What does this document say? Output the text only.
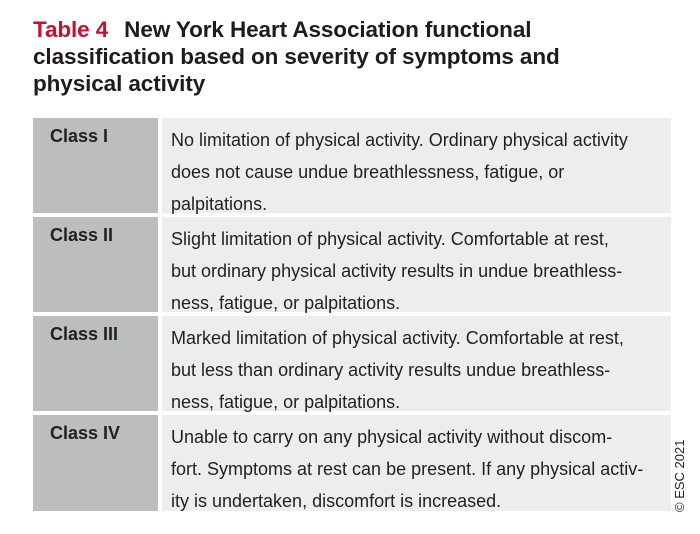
Table 4 New York Heart Association functional
classification based on severity of symptoms and
physical activity
Class I	No limitation of physical activity. Ordinary physical activity
does not cause undue breathlessness, fatigue, or
palpitations.
Class II	Slight limitation of physical activity. Comfortable at rest,
but ordinary physical activity results in undue breathless-
ness, fatigue, or palpitations.
Class III	Marked limitation of physical activity. Comfortable at rest,
but less than ordinary activity results undue breathless-
ness, fatigue, or palpitations.
Class IV	Unable to carry on any physical activity without discom-
fort. Symptoms at rest can be present. If any physical activ-
ity is undertaken, discomfort is increased.	© ESC 2021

####

» **Request**
Pick out every line above that contains the word "does" and copy it.

» **Solution to this exercise**
What does this document say? Output the text only.
does not cause undue breathlessness, fatigue, or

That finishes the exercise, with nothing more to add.